• _GIVEN ENTRIES_:
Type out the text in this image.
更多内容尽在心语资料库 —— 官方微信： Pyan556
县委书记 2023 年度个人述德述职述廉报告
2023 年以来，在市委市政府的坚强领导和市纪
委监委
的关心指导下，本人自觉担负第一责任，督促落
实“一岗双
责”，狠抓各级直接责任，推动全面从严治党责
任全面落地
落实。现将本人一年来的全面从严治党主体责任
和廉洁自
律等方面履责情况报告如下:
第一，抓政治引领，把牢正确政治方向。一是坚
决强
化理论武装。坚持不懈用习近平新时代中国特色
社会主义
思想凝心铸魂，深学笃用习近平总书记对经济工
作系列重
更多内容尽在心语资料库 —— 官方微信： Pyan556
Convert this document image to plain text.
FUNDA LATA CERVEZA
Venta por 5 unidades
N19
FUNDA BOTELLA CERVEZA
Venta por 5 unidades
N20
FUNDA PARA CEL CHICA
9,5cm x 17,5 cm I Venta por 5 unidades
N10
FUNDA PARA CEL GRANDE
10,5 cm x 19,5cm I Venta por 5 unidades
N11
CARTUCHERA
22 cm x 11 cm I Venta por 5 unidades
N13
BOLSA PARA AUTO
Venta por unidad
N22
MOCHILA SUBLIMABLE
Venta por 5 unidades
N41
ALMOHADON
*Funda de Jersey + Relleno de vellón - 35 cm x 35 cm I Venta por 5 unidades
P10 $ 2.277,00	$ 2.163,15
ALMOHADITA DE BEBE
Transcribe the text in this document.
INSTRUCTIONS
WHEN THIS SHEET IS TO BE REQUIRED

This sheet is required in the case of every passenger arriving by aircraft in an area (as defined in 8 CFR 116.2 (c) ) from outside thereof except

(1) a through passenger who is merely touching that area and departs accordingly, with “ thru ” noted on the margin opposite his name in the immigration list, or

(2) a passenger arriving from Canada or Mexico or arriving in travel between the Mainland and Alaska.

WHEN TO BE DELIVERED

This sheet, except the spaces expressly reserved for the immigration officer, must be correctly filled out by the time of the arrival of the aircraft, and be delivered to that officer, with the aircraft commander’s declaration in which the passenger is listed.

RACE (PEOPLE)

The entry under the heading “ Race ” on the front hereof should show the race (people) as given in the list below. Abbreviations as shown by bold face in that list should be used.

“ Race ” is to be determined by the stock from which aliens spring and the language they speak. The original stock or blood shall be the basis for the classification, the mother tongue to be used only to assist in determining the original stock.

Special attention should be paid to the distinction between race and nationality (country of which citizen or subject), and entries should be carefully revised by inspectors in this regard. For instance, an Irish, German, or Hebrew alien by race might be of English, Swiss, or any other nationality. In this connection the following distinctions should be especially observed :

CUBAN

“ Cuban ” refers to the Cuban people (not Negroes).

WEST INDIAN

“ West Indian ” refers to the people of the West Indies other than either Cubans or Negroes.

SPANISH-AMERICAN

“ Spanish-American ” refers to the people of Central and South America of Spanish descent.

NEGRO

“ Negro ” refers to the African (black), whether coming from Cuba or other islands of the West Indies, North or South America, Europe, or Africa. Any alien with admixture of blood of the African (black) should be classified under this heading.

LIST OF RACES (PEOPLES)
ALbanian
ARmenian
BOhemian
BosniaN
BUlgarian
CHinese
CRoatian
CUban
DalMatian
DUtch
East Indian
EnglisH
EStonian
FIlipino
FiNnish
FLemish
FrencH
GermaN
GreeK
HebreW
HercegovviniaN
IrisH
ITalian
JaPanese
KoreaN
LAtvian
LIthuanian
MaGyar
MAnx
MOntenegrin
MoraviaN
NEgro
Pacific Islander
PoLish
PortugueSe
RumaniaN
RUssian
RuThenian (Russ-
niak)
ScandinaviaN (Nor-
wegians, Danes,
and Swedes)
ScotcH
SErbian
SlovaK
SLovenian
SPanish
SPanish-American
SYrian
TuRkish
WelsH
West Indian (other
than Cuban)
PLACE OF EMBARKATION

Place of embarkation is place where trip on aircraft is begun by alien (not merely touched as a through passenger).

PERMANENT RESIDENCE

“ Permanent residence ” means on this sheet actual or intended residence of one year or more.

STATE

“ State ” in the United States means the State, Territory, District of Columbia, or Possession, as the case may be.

• _REQUIRED TASK_:
Find every line that holds "means" and copy it.

• _THE ANSWER_:
“ Permanent residence ” means on this sheet actual or intended residence of one year or more.
“ State ” in the United States means the State, Territory, District of Columbia, or Possession, as the case may be.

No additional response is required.